• **Task directions**:
Look through the lines below and extract any with the word "humidity".

— Start Stored rows —

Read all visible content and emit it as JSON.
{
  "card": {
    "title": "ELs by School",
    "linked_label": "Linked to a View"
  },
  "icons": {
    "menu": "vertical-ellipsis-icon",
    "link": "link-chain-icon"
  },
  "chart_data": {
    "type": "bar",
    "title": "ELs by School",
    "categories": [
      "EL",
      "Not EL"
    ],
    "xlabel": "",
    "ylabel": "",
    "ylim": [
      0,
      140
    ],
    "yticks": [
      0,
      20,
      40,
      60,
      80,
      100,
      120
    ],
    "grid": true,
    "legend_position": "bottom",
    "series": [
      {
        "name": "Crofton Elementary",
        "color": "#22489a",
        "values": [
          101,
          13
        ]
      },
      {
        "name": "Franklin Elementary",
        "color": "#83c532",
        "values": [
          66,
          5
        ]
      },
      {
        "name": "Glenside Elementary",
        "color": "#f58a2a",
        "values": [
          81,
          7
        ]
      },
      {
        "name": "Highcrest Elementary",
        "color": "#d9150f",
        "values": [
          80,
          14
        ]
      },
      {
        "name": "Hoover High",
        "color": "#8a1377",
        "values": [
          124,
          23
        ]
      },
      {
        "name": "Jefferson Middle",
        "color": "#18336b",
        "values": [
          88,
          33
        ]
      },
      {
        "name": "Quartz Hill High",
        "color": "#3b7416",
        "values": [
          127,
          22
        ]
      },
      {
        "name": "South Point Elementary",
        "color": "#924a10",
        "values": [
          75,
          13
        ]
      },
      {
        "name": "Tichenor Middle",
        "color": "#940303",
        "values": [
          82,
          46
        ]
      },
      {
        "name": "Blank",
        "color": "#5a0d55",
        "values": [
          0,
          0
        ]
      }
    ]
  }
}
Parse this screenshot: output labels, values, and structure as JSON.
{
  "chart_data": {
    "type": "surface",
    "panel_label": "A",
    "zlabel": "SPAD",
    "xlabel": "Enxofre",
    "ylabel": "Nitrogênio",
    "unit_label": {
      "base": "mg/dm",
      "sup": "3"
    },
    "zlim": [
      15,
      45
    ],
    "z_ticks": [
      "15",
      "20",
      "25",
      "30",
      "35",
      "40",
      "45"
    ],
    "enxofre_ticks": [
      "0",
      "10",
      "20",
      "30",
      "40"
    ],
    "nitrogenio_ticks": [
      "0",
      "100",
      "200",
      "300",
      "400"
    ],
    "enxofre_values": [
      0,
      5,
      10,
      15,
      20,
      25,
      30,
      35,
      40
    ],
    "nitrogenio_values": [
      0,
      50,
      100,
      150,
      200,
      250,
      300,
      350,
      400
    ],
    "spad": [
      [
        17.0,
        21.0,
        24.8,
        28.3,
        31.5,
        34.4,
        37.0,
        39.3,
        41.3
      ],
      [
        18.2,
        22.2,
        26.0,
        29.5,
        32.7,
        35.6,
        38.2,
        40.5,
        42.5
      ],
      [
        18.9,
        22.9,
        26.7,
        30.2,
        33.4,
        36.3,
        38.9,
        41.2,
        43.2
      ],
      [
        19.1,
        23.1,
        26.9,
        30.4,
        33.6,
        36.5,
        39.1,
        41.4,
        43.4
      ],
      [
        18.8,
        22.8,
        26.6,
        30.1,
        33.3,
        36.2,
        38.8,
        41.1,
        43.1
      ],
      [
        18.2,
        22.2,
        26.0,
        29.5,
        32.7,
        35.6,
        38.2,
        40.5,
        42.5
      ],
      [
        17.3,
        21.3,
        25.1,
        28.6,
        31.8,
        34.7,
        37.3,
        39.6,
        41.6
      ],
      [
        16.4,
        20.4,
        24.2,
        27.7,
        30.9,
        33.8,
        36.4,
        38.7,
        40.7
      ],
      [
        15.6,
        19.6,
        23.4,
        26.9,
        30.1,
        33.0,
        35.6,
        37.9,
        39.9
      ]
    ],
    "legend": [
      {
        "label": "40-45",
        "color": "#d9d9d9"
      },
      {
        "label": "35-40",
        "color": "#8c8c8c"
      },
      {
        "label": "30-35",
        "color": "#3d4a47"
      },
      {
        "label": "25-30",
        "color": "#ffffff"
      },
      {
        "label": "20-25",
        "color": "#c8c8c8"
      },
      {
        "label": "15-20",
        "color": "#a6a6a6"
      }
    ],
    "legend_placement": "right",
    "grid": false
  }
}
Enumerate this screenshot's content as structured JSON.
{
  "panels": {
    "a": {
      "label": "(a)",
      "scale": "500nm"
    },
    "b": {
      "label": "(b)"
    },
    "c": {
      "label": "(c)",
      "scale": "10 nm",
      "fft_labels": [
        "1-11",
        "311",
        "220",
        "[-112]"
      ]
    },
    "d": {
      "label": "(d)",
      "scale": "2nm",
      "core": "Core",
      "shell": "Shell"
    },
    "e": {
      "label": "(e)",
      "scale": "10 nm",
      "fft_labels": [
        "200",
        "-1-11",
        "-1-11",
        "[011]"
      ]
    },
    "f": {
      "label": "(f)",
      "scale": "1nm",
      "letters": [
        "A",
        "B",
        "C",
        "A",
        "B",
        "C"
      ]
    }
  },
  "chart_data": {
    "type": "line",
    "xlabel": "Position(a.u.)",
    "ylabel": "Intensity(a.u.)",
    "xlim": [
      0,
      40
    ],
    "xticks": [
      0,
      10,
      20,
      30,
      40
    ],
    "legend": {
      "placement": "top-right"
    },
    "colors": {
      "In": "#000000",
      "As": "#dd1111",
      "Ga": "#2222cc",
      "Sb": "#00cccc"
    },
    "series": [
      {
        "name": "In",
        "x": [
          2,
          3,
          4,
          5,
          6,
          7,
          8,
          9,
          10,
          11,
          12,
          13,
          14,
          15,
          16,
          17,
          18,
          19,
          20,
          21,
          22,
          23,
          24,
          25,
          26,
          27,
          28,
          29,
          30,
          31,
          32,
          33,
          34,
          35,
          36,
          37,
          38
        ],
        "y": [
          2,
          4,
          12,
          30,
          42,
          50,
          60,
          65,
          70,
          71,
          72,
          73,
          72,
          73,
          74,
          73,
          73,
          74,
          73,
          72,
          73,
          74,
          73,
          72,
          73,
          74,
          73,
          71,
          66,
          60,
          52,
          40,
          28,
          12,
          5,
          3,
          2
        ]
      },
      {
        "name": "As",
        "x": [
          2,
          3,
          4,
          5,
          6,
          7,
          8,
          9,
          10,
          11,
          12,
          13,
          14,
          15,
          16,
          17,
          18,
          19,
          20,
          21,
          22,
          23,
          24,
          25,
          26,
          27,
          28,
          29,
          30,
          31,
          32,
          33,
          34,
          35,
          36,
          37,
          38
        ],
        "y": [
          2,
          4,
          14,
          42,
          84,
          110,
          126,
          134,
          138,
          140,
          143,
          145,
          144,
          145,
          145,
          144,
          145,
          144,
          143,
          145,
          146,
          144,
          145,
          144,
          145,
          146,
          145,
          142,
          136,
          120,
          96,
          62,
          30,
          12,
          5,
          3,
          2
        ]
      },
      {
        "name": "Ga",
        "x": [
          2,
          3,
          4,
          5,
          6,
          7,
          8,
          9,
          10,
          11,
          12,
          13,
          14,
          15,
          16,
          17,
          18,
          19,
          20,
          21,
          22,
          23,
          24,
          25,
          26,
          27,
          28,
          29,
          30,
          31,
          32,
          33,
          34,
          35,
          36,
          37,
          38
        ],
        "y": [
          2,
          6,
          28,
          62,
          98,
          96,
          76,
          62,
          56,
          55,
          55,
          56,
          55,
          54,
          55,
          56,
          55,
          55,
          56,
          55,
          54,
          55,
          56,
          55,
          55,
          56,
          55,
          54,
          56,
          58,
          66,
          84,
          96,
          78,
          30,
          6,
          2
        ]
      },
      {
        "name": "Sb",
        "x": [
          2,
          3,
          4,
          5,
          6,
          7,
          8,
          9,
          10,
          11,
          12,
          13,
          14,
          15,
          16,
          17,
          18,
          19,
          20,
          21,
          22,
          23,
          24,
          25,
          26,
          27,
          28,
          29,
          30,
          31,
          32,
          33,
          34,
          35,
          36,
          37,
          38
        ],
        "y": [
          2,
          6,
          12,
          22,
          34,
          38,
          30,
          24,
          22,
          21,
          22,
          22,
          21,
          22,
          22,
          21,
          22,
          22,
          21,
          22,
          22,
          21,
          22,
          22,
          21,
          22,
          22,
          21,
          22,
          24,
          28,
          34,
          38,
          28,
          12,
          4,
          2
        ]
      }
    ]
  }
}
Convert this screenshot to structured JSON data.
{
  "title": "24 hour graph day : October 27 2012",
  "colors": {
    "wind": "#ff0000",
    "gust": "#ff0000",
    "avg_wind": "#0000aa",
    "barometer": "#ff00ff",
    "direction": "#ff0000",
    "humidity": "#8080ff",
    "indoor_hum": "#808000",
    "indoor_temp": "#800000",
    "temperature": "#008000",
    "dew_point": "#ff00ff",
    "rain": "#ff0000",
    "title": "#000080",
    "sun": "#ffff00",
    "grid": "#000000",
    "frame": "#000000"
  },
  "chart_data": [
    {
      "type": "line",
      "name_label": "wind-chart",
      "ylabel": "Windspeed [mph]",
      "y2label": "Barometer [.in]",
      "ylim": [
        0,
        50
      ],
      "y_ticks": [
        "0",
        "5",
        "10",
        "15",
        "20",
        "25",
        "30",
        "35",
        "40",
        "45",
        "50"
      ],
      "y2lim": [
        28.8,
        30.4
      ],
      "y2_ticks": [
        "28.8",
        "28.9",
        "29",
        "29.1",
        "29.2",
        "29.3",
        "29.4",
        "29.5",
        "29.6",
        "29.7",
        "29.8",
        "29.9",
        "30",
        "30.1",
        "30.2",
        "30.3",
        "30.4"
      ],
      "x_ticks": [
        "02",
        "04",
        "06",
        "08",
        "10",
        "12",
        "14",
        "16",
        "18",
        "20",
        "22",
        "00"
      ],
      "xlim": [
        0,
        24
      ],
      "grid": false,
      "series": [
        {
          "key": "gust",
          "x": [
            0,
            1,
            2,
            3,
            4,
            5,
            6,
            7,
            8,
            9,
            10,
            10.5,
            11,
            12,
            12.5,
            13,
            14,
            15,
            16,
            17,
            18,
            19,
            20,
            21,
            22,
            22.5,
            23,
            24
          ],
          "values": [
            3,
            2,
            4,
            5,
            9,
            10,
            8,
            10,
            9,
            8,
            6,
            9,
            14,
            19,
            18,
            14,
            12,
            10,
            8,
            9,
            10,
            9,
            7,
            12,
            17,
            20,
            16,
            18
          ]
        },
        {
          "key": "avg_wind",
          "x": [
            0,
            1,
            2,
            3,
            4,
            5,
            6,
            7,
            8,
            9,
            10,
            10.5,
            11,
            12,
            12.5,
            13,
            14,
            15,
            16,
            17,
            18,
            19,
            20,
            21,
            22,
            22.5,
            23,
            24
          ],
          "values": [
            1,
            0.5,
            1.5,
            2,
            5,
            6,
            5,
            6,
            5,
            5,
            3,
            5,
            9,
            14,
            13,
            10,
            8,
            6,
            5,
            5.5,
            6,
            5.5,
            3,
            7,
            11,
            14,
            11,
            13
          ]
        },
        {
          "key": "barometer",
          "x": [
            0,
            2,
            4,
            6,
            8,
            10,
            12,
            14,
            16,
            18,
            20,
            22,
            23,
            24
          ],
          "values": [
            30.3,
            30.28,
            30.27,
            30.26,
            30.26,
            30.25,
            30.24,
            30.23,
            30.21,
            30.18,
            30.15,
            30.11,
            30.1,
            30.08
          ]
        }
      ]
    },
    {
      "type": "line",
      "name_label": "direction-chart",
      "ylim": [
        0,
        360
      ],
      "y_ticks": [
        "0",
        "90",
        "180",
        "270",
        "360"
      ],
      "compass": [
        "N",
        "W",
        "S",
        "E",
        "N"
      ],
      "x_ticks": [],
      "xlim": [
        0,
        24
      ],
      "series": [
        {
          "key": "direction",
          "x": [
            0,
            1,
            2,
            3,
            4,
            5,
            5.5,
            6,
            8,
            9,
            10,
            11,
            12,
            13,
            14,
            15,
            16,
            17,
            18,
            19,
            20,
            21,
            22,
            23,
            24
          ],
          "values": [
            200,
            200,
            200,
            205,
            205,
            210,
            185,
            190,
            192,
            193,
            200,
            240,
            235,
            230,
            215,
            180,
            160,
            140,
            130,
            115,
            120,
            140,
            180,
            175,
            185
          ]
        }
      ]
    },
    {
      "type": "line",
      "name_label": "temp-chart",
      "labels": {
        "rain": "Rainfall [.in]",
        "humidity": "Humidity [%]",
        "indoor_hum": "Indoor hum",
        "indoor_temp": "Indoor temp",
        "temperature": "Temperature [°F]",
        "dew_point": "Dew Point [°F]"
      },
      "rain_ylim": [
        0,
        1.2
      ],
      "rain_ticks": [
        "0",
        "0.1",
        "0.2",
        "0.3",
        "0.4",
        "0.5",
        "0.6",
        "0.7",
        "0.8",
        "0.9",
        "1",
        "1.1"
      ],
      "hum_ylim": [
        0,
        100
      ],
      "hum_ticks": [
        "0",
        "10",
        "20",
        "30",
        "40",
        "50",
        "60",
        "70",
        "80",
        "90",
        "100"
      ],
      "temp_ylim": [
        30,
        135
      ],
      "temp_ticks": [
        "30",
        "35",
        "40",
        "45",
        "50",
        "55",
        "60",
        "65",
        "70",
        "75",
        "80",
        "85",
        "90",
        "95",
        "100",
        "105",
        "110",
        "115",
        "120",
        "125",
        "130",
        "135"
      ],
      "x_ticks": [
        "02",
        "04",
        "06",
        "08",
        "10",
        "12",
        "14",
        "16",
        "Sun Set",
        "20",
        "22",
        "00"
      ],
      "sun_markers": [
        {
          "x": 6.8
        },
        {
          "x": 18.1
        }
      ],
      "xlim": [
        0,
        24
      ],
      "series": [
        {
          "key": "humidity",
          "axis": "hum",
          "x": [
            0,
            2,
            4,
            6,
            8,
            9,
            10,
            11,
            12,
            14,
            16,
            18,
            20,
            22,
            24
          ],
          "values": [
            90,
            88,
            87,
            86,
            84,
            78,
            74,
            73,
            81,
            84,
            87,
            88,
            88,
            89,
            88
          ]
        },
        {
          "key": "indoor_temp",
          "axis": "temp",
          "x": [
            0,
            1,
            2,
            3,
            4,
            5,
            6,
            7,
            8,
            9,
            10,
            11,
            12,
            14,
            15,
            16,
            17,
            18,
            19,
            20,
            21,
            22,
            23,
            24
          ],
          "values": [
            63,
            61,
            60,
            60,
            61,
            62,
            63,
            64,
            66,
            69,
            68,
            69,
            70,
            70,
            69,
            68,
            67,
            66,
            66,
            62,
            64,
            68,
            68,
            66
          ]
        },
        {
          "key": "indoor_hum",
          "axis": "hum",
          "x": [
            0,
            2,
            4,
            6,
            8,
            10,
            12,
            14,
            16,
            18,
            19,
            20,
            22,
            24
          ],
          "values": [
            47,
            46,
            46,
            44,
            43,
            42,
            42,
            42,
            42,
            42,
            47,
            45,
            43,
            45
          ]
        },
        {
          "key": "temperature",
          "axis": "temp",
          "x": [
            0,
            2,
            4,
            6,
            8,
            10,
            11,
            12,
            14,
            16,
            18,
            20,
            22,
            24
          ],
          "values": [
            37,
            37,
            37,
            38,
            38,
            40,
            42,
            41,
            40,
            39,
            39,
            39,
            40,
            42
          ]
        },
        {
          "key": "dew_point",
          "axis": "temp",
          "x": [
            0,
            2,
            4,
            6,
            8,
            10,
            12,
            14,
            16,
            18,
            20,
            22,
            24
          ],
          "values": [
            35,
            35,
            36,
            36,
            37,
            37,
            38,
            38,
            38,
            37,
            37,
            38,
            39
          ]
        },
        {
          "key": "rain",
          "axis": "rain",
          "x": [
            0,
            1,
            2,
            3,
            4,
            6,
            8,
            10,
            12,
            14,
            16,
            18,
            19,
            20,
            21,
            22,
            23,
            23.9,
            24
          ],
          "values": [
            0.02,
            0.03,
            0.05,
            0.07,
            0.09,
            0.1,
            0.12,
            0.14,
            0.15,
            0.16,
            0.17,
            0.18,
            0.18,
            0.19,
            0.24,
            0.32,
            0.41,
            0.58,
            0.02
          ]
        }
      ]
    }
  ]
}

— End Stored rows —

• **Full output**:
    "humidity": "#8080ff",
        "humidity": "Humidity [%]",
          "key": "humidity",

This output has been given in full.